Exactly reproduce the lines that follow.

--- Begin SUPPLIED DATA ---

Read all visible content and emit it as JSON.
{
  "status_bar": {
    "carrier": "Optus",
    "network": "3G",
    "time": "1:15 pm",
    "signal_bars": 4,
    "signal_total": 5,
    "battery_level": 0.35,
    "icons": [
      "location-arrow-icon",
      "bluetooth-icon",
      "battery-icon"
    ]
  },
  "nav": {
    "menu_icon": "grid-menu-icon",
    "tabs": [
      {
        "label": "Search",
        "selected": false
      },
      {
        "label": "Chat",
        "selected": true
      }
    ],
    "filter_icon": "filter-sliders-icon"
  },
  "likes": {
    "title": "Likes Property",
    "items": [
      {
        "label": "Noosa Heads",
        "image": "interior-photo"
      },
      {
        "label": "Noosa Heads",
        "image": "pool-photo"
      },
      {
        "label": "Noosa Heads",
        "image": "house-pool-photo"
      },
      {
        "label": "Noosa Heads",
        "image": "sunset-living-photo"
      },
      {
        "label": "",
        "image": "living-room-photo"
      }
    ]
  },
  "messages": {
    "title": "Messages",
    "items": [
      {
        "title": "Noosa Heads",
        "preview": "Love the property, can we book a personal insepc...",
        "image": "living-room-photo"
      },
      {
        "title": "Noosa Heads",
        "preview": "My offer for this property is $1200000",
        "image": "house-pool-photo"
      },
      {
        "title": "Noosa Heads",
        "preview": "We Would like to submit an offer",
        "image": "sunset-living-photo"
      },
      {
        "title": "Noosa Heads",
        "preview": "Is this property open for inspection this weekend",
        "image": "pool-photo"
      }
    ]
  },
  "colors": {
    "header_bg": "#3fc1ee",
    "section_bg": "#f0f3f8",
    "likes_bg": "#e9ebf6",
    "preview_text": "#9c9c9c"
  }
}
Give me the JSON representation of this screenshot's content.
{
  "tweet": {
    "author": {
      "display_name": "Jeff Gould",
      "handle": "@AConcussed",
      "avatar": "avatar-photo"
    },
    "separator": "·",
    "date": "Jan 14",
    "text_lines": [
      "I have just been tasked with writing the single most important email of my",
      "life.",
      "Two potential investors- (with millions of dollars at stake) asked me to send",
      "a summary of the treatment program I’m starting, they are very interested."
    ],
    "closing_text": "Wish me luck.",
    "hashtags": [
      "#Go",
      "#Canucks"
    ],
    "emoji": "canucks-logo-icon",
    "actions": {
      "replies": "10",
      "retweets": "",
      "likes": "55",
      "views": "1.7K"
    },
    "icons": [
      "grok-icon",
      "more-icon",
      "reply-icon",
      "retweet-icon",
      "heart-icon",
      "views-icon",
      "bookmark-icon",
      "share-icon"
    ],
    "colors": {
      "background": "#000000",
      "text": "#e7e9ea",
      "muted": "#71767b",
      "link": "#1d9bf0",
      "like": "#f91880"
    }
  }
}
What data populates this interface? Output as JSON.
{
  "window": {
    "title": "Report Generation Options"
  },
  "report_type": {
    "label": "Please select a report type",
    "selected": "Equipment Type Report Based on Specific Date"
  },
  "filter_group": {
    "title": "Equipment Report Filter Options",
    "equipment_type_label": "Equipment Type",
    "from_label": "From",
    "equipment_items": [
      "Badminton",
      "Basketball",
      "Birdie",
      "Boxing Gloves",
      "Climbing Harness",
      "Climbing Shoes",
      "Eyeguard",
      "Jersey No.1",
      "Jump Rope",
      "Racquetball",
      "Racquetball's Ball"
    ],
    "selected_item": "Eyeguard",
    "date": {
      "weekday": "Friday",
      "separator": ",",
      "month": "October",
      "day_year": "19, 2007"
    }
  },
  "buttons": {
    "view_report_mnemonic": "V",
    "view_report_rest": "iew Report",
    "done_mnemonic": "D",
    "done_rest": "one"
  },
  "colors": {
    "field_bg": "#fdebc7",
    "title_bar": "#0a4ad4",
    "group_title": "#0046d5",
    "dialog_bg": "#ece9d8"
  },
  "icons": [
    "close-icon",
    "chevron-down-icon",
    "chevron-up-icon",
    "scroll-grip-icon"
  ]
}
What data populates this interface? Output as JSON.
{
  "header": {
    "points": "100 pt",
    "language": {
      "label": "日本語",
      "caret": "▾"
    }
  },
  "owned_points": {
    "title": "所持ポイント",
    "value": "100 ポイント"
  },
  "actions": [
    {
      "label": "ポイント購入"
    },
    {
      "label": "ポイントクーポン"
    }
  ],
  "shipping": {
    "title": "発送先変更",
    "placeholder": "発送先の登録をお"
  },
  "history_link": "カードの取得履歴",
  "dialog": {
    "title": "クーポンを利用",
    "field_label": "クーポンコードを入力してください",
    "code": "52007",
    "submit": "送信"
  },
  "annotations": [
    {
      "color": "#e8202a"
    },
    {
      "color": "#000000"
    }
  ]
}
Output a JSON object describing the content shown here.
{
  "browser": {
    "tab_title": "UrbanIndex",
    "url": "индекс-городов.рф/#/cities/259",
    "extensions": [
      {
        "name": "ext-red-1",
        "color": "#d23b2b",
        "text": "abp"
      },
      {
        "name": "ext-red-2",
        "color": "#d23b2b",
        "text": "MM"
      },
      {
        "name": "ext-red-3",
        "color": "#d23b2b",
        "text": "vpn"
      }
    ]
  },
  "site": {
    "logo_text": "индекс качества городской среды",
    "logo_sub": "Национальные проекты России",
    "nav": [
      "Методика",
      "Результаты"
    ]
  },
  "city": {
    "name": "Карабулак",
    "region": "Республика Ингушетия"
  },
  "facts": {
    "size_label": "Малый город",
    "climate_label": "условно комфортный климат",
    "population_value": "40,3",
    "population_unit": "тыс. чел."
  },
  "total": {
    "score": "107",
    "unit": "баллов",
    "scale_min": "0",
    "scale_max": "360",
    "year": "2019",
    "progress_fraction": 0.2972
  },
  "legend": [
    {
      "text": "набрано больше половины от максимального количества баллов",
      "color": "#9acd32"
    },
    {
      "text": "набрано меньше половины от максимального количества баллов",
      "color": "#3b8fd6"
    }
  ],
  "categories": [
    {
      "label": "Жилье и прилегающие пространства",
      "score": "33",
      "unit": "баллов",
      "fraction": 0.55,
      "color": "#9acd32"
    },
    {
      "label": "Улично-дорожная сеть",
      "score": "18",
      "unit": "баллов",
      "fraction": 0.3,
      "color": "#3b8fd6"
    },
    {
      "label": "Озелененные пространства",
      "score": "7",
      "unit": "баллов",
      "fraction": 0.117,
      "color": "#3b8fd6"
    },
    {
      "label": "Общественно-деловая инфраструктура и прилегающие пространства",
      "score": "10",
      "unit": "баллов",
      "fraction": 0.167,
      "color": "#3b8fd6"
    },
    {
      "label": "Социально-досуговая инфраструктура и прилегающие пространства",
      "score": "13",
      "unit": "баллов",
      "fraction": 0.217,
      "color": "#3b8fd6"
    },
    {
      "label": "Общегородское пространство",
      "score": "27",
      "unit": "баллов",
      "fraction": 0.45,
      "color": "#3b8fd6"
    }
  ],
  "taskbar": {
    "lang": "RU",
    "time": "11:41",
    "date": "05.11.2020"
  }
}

--- End SUPPLIED DATA ---

--- RESULT FOR THIS EXERCISE ---
Read all visible content and emit it as JSON.
{
  "status_bar": {
    "carrier": "Optus",
    "network": "3G",
    "time": "1:15 pm",
    "signal_bars": 4,
    "signal_total": 5,
    "battery_level": 0.35,
    "icons": [
      "location-arrow-icon",
      "bluetooth-icon",
      "battery-icon"
    ]
  },
  "nav": {
    "menu_icon": "grid-menu-icon",
    "tabs": [
      {
        "label": "Search",
        "selected": false
      },
      {
        "label": "Chat",
        "selected": true
      }
    ],
    "filter_icon": "filter-sliders-icon"
  },
  "likes": {
    "title": "Likes Property",
    "items": [
      {
        "label": "Noosa Heads",
        "image": "interior-photo"
      },
      {
        "label": "Noosa Heads",
        "image": "pool-photo"
      },
      {
        "label": "Noosa Heads",
        "image": "house-pool-photo"
      },
      {
        "label": "Noosa Heads",
        "image": "sunset-living-photo"
      },
      {
        "label": "",
        "image": "living-room-photo"
      }
    ]
  },
  "messages": {
    "title": "Messages",
    "items": [
      {
        "title": "Noosa Heads",
        "preview": "Love the property, can we book a personal insepc...",
        "image": "living-room-photo"
      },
      {
        "title": "Noosa Heads",
        "preview": "My offer for this property is $1200000",
        "image": "house-pool-photo"
      },
      {
        "title": "Noosa Heads",
        "preview": "We Would like to submit an offer",
        "image": "sunset-living-photo"
      },
      {
        "title": "Noosa Heads",
        "preview": "Is this property open for inspection this weekend",
        "image": "pool-photo"
      }
    ]
  },
  "colors": {
    "header_bg": "#3fc1ee",
    "section_bg": "#f0f3f8",
    "likes_bg": "#e9ebf6",
    "preview_text": "#9c9c9c"
  }
}
Give me the JSON representation of this screenshot's content.
{
  "tweet": {
    "author": {
      "display_name": "Jeff Gould",
      "handle": "@AConcussed",
      "avatar": "avatar-photo"
    },
    "separator": "·",
    "date": "Jan 14",
    "text_lines": [
      "I have just been tasked with writing the single most important email of my",
      "life.",
      "Two potential investors- (with millions of dollars at stake) asked me to send",
      "a summary of the treatment program I’m starting, they are very interested."
    ],
    "closing_text": "Wish me luck.",
    "hashtags": [
      "#Go",
      "#Canucks"
    ],
    "emoji": "canucks-logo-icon",
    "actions": {
      "replies": "10",
      "retweets": "",
      "likes": "55",
      "views": "1.7K"
    },
    "icons": [
      "grok-icon",
      "more-icon",
      "reply-icon",
      "retweet-icon",
      "heart-icon",
      "views-icon",
      "bookmark-icon",
      "share-icon"
    ],
    "colors": {
      "background": "#000000",
      "text": "#e7e9ea",
      "muted": "#71767b",
      "link": "#1d9bf0",
      "like": "#f91880"
    }
  }
}
What data populates this interface? Output as JSON.
{
  "window": {
    "title": "Report Generation Options"
  },
  "report_type": {
    "label": "Please select a report type",
    "selected": "Equipment Type Report Based on Specific Date"
  },
  "filter_group": {
    "title": "Equipment Report Filter Options",
    "equipment_type_label": "Equipment Type",
    "from_label": "From",
    "equipment_items": [
      "Badminton",
      "Basketball",
      "Birdie",
      "Boxing Gloves",
      "Climbing Harness",
      "Climbing Shoes",
      "Eyeguard",
      "Jersey No.1",
      "Jump Rope",
      "Racquetball",
      "Racquetball's Ball"
    ],
    "selected_item": "Eyeguard",
    "date": {
      "weekday": "Friday",
      "separator": ",",
      "month": "October",
      "day_year": "19, 2007"
    }
  },
  "buttons": {
    "view_report_mnemonic": "V",
    "view_report_rest": "iew Report",
    "done_mnemonic": "D",
    "done_rest": "one"
  },
  "colors": {
    "field_bg": "#fdebc7",
    "title_bar": "#0a4ad4",
    "group_title": "#0046d5",
    "dialog_bg": "#ece9d8"
  },
  "icons": [
    "close-icon",
    "chevron-down-icon",
    "chevron-up-icon",
    "scroll-grip-icon"
  ]
}
What data populates this interface? Output as JSON.
{
  "header": {
    "points": "100 pt",
    "language": {
      "label": "日本語",
      "caret": "▾"
    }
  },
  "owned_points": {
    "title": "所持ポイント",
    "value": "100 ポイント"
  },
  "actions": [
    {
      "label": "ポイント購入"
    },
    {
      "label": "ポイントクーポン"
    }
  ],
  "shipping": {
    "title": "発送先変更",
    "placeholder": "発送先の登録をお"
  },
  "history_link": "カードの取得履歴",
  "dialog": {
    "title": "クーポンを利用",
    "field_label": "クーポンコードを入力してください",
    "code": "52007",
    "submit": "送信"
  },
  "annotations": [
    {
      "color": "#e8202a"
    },
    {
      "color": "#000000"
    }
  ]
}
Output a JSON object describing the content shown here.
{
  "browser": {
    "tab_title": "UrbanIndex",
    "url": "индекс-городов.рф/#/cities/259",
    "extensions": [
      {
        "name": "ext-red-1",
        "color": "#d23b2b",
        "text": "abp"
      },
      {
        "name": "ext-red-2",
        "color": "#d23b2b",
        "text": "MM"
      },
      {
        "name": "ext-red-3",
        "color": "#d23b2b",
        "text": "vpn"
      }
    ]
  },
  "site": {
    "logo_text": "индекс качества городской среды",
    "logo_sub": "Национальные проекты России",
    "nav": [
      "Методика",
      "Результаты"
    ]
  },
  "city": {
    "name": "Карабулак",
    "region": "Республика Ингушетия"
  },
  "facts": {
    "size_label": "Малый город",
    "climate_label": "условно комфортный климат",
    "population_value": "40,3",
    "population_unit": "тыс. чел."
  },
  "total": {
    "score": "107",
    "unit": "баллов",
    "scale_min": "0",
    "scale_max": "360",
    "year": "2019",
    "progress_fraction": 0.2972
  },
  "legend": [
    {
      "text": "набрано больше половины от максимального количества баллов",
      "color": "#9acd32"
    },
    {
      "text": "набрано меньше половины от максимального количества баллов",
      "color": "#3b8fd6"
    }
  ],
  "categories": [
    {
      "label": "Жилье и прилегающие пространства",
      "score": "33",
      "unit": "баллов",
      "fraction": 0.55,
      "color": "#9acd32"
    },
    {
      "label": "Улично-дорожная сеть",
      "score": "18",
      "unit": "баллов",
      "fraction": 0.3,
      "color": "#3b8fd6"
    },
    {
      "label": "Озелененные пространства",
      "score": "7",
      "unit": "баллов",
      "fraction": 0.117,
      "color": "#3b8fd6"
    },
    {
      "label": "Общественно-деловая инфраструктура и прилегающие пространства",
      "score": "10",
      "unit": "баллов",
      "fraction": 0.167,
      "color": "#3b8fd6"
    },
    {
      "label": "Социально-досуговая инфраструктура и прилегающие пространства",
      "score": "13",
      "unit": "баллов",
      "fraction": 0.217,
      "color": "#3b8fd6"
    },
    {
      "label": "Общегородское пространство",
      "score": "27",
      "unit": "баллов",
      "fraction": 0.45,
      "color": "#3b8fd6"
    }
  ],
  "taskbar": {
    "lang": "RU",
    "time": "11:41",
    "date": "05.11.2020"
  }
}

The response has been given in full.